Count every line below in which "tagline" occurs, then give only the count.

→ **Dataset rows**
▬▬▬

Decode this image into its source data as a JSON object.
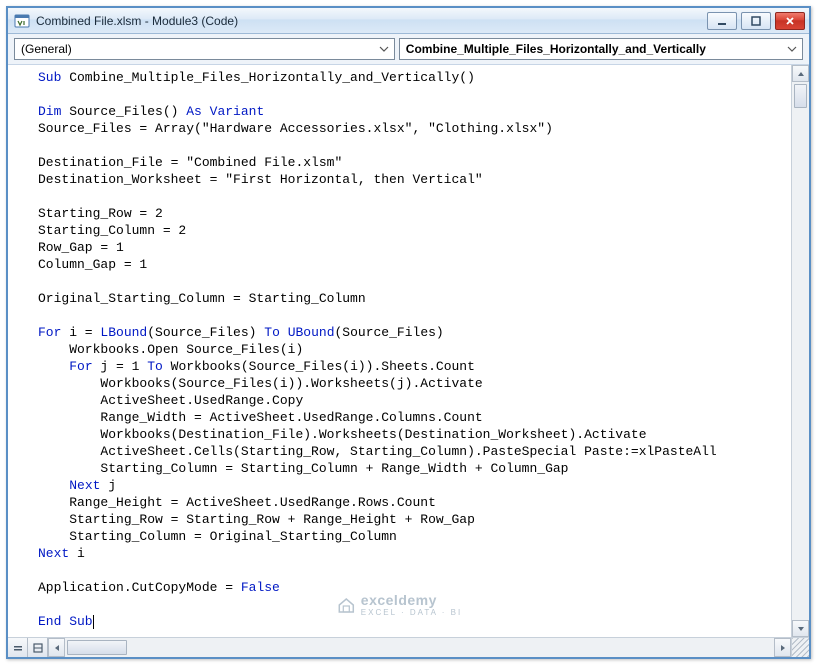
{
  "window": {
    "title": "Combined File.xlsm - Module3 (Code)"
  },
  "dropdowns": {
    "scope": "(General)",
    "procedure": "Combine_Multiple_Files_Horizontally_and_Vertically"
  },
  "code": {
    "l0a": "Sub",
    "l0b": " Combine_Multiple_Files_Horizontally_and_Vertically()",
    "l1a": "Dim",
    "l1b": " Source_Files() ",
    "l1c": "As Variant",
    "l2": "Source_Files = Array(\"Hardware Accessories.xlsx\", \"Clothing.xlsx\")",
    "l3": "Destination_File = \"Combined File.xlsm\"",
    "l4": "Destination_Worksheet = \"First Horizontal, then Vertical\"",
    "l5": "Starting_Row = 2",
    "l6": "Starting_Column = 2",
    "l7": "Row_Gap = 1",
    "l8": "Column_Gap = 1",
    "l9": "Original_Starting_Column = Starting_Column",
    "l10a": "For",
    "l10b": " i = ",
    "l10c": "LBound",
    "l10d": "(Source_Files) ",
    "l10e": "To",
    "l10f": " ",
    "l10g": "UBound",
    "l10h": "(Source_Files)",
    "l11": "    Workbooks.Open Source_Files(i)",
    "l12a": "    ",
    "l12b": "For",
    "l12c": " j = 1 ",
    "l12d": "To",
    "l12e": " Workbooks(Source_Files(i)).Sheets.Count",
    "l13": "        Workbooks(Source_Files(i)).Worksheets(j).Activate",
    "l14": "        ActiveSheet.UsedRange.Copy",
    "l15": "        Range_Width = ActiveSheet.UsedRange.Columns.Count",
    "l16": "        Workbooks(Destination_File).Worksheets(Destination_Worksheet).Activate",
    "l17": "        ActiveSheet.Cells(Starting_Row, Starting_Column).PasteSpecial Paste:=xlPasteAll",
    "l18": "        Starting_Column = Starting_Column + Range_Width + Column_Gap",
    "l19a": "    ",
    "l19b": "Next",
    "l19c": " j",
    "l20": "    Range_Height = ActiveSheet.UsedRange.Rows.Count",
    "l21": "    Starting_Row = Starting_Row + Range_Height + Row_Gap",
    "l22": "    Starting_Column = Original_Starting_Column",
    "l23a": "Next",
    "l23b": " i",
    "l24a": "Application.CutCopyMode = ",
    "l24b": "False",
    "l25": "End Sub"
  },
  "watermark": {
    "brand": "exceldemy",
    "tagline": "EXCEL · DATA · BI"
  }
}
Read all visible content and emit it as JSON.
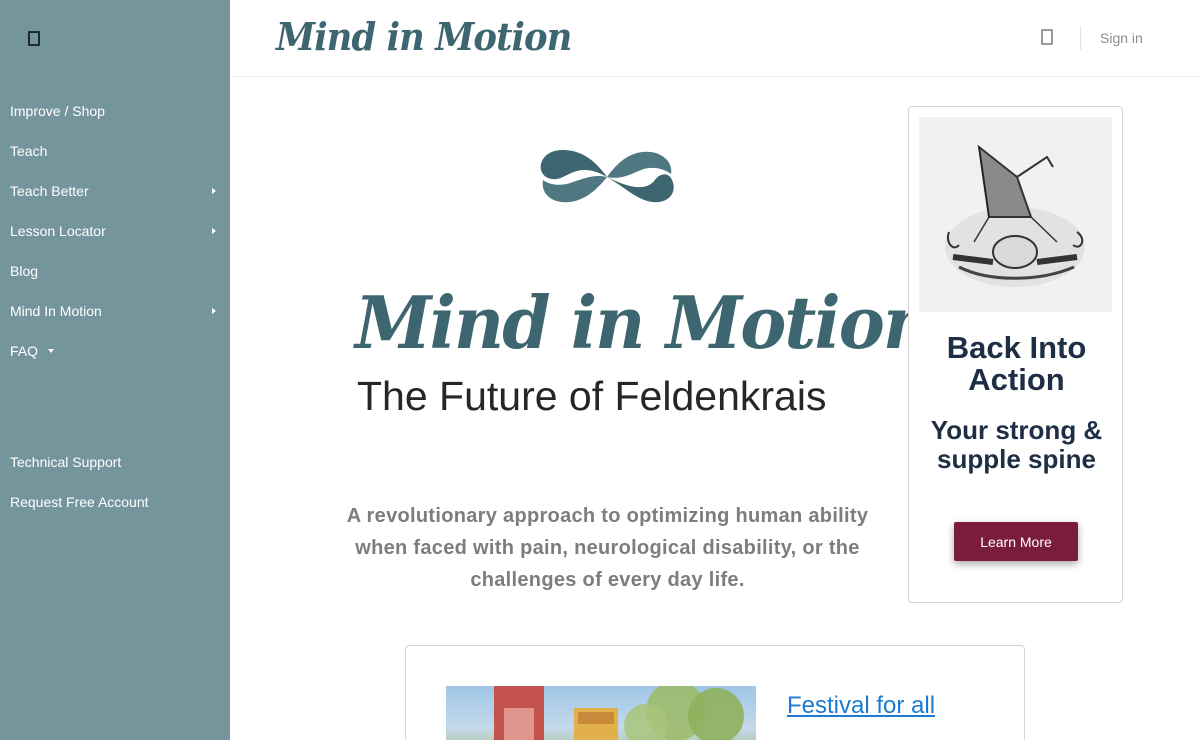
{
  "sidebar": {
    "icon": "mobile-icon",
    "items": [
      {
        "label": "Improve / Shop"
      },
      {
        "label": "Teach"
      },
      {
        "label": "Teach Better"
      },
      {
        "label": "Lesson Locator"
      },
      {
        "label": "Blog"
      },
      {
        "label": "Mind In Motion"
      },
      {
        "label": "FAQ"
      }
    ],
    "secondary": [
      {
        "label": "Technical Support"
      },
      {
        "label": "Request Free Account"
      }
    ]
  },
  "header": {
    "brand": "Mind in Motion",
    "icon": "mobile-icon",
    "signin": "Sign in"
  },
  "hero": {
    "logo_icon": "infinity-icon",
    "title": "Mind in Motion",
    "subtitle": "The Future of Feldenkrais",
    "tagline": "A revolutionary approach to optimizing human ability when faced with pain, neurological disability, or the challenges of every day life."
  },
  "promo": {
    "title": "Back Into Action",
    "subtitle": "Your strong & supple spine",
    "button": "Learn More"
  },
  "festival": {
    "link": "Festival for all"
  },
  "colors": {
    "sidebar": "#75959d",
    "brand": "#3e6670",
    "button": "#7a1d3b",
    "link": "#1a7ad4"
  }
}
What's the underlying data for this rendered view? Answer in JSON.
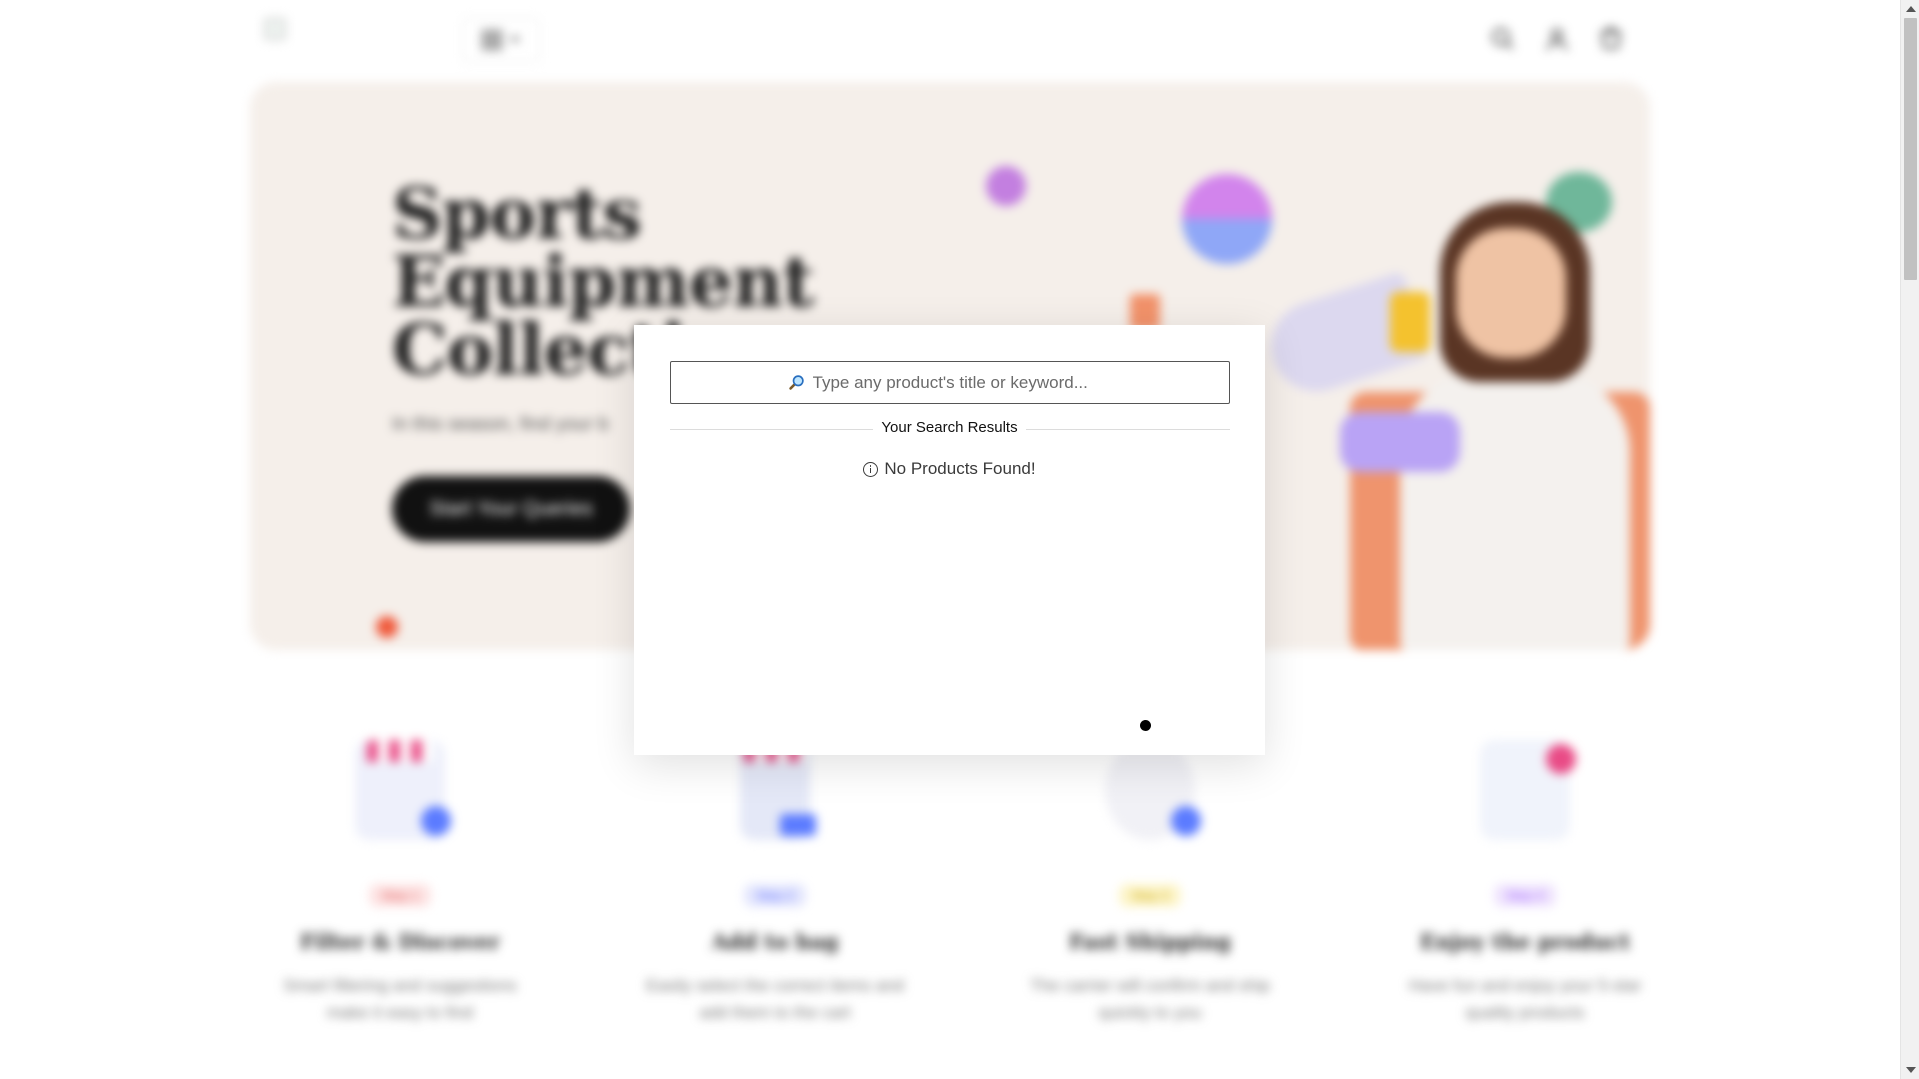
{
  "header": {
    "logo_icon": "broken-image-icon",
    "category_icon": "grid-icon",
    "icons": [
      "search-icon",
      "user-icon",
      "cart-icon"
    ]
  },
  "hero": {
    "title_line1": "Sports",
    "title_line2": "Equipment",
    "title_line3": "Collecti",
    "subtitle": "In this season, find your b",
    "cta_label": "Start Your Queries",
    "accent_color": "#f05a3c",
    "background_color": "#f5efea"
  },
  "steps": [
    {
      "pill": "Step 1",
      "pill_color": "#fde3e3",
      "pill_text_color": "#e05656",
      "title": "Filter & Discover",
      "desc_line1": "Smart filtering and suggestions",
      "desc_line2": "make it easy to find"
    },
    {
      "pill": "Step 2",
      "pill_color": "#e3e6fd",
      "pill_text_color": "#5b6bff",
      "title": "Add to bag",
      "desc_line1": "Easily select the correct items and",
      "desc_line2": "add them to the cart"
    },
    {
      "pill": "Step 3",
      "pill_color": "#fdf5c9",
      "pill_text_color": "#c9a400",
      "title": "Fast Shipping",
      "desc_line1": "The carrier will confirm and ship",
      "desc_line2": "quickly to you"
    },
    {
      "pill": "Step 4",
      "pill_color": "#efe3fd",
      "pill_text_color": "#9a5bff",
      "title": "Enjoy the product",
      "desc_line1": "Have fun and enjoy your 5-star",
      "desc_line2": "quality products"
    }
  ],
  "search_modal": {
    "search_icon": "magnifier-emoji-icon",
    "placeholder": "Type any product's title or keyword...",
    "results_label": "Your Search Results",
    "empty_icon": "info-icon",
    "empty_message": "No Products Found!"
  }
}
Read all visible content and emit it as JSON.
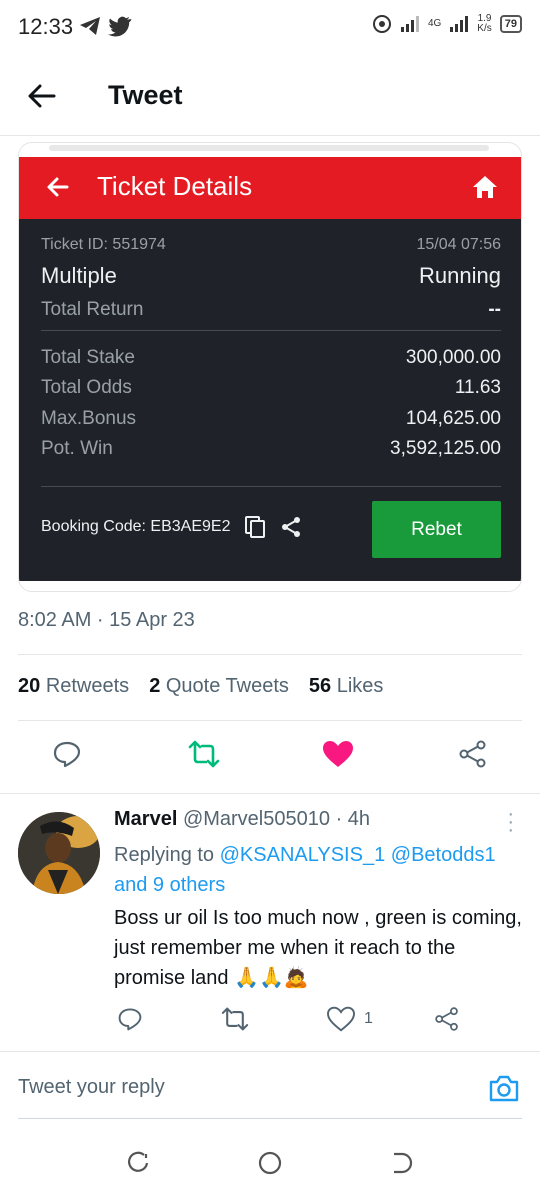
{
  "status_bar": {
    "time": "12:33",
    "network_type": "4G",
    "speed": "1.9",
    "speed_unit": "K/s",
    "battery": "79"
  },
  "header": {
    "title": "Tweet"
  },
  "ticket": {
    "title": "Ticket Details",
    "ticket_id_label": "Ticket ID: 551974",
    "date": "15/04 07:56",
    "type": "Multiple",
    "status": "Running",
    "total_return_label": "Total Return",
    "total_return_value": "--",
    "rows": [
      {
        "label": "Total Stake",
        "value": "300,000.00"
      },
      {
        "label": "Total Odds",
        "value": "11.63"
      },
      {
        "label": "Max.Bonus",
        "value": "104,625.00"
      },
      {
        "label": "Pot. Win",
        "value": "3,592,125.00"
      }
    ],
    "booking_code": "Booking Code: EB3AE9E2",
    "rebet_label": "Rebet",
    "colors": {
      "header": "#e41b23",
      "body": "#1f2329",
      "button": "#1a9b3b"
    }
  },
  "tweet": {
    "timestamp": "8:02 AM · 15 Apr 23",
    "retweets_count": "20",
    "retweets_label": "Retweets",
    "quotes_count": "2",
    "quotes_label": "Quote Tweets",
    "likes_count": "56",
    "likes_label": "Likes"
  },
  "reply": {
    "name": "Marvel",
    "handle": "@Marvel505010",
    "time": "· 4h",
    "replying_to_label": "Replying to",
    "mention_1": "@KSANALYSIS_1",
    "mention_2": "@Betodds1",
    "others": "and 9 others",
    "text": "Boss ur oil Is too much now , green is coming, just remember me when it reach to the promise land 🙏🙏🙇",
    "like_count": "1"
  },
  "compose": {
    "placeholder": "Tweet your reply"
  },
  "colors": {
    "link": "#1d9bf0",
    "retweet": "#00ba7c",
    "like": "#f91880"
  }
}
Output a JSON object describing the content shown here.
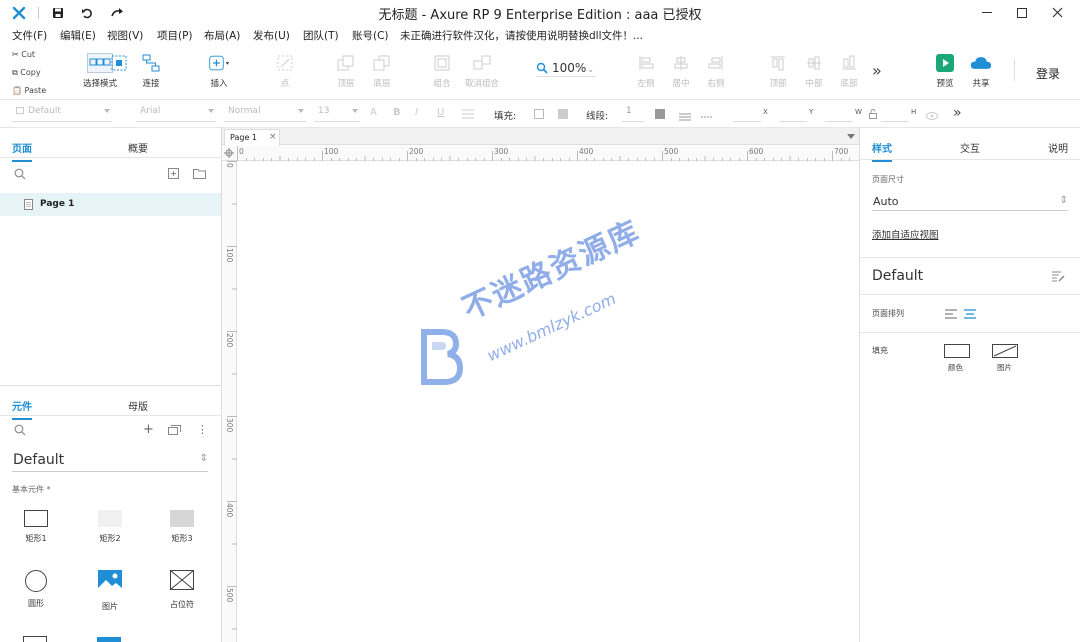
{
  "window": {
    "title": "无标题 - Axure RP 9 Enterprise Edition : aaa 已授权"
  },
  "menu": [
    "文件(F)",
    "编辑(E)",
    "视图(V)",
    "项目(P)",
    "布局(A)",
    "发布(U)",
    "团队(T)",
    "账号(C)",
    "未正确进行软件汉化，请按使用说明替换dll文件！..."
  ],
  "clipboard": {
    "cut": "Cut",
    "copy": "Copy",
    "paste": "Paste"
  },
  "toolbar": {
    "select_mode": "选择模式",
    "connect": "连接",
    "insert": "插入",
    "point": "点",
    "top": "顶层",
    "bottom": "底层",
    "group": "组合",
    "ungroup": "取消组合",
    "zoom": "100%",
    "align_left": "左侧",
    "align_center": "居中",
    "align_right": "右侧",
    "align_top": "顶部",
    "align_middle": "中部",
    "align_bottom": "底部",
    "more": "»",
    "preview": "预览",
    "share": "共享",
    "login": "登录"
  },
  "format": {
    "style": "Default",
    "font": "Arial",
    "weight": "Normal",
    "size": "13",
    "fill_label": "填充:",
    "stroke_label": "线段:",
    "stroke_value": "1",
    "x_label": "X",
    "y_label": "Y",
    "w_label": "W",
    "h_label": "H"
  },
  "left_panel": {
    "tabs_top": [
      "页面",
      "概要"
    ],
    "page_item": "Page 1",
    "tabs_bottom": [
      "元件",
      "母版"
    ],
    "library": "Default",
    "category": "基本元件 *",
    "shapes": [
      "矩形1",
      "矩形2",
      "矩形3",
      "圆形",
      "图片",
      "占位符"
    ]
  },
  "canvas": {
    "tab": "Page 1",
    "ruler_h": [
      "0",
      "100",
      "200",
      "300",
      "400",
      "500",
      "600",
      "700"
    ],
    "ruler_v": [
      "0",
      "100",
      "200",
      "300",
      "400",
      "500"
    ],
    "watermark_cn": "不迷路资源库",
    "watermark_url": "www.bmlzyk.com"
  },
  "right_panel": {
    "tabs": [
      "样式",
      "交互",
      "说明"
    ],
    "page_size_label": "页面尺寸",
    "page_size_value": "Auto",
    "adaptive_link": "添加自适应视图",
    "style_name": "Default",
    "page_align_label": "页面排列",
    "fill_label": "填充",
    "fill_color": "颜色",
    "fill_image": "图片"
  },
  "colors": {
    "accent": "#1f8ed4",
    "preview": "#1aa87a",
    "share": "#1f8ed4",
    "logo": "#1f8ed4"
  }
}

▬▬▬

→ **Task response**
2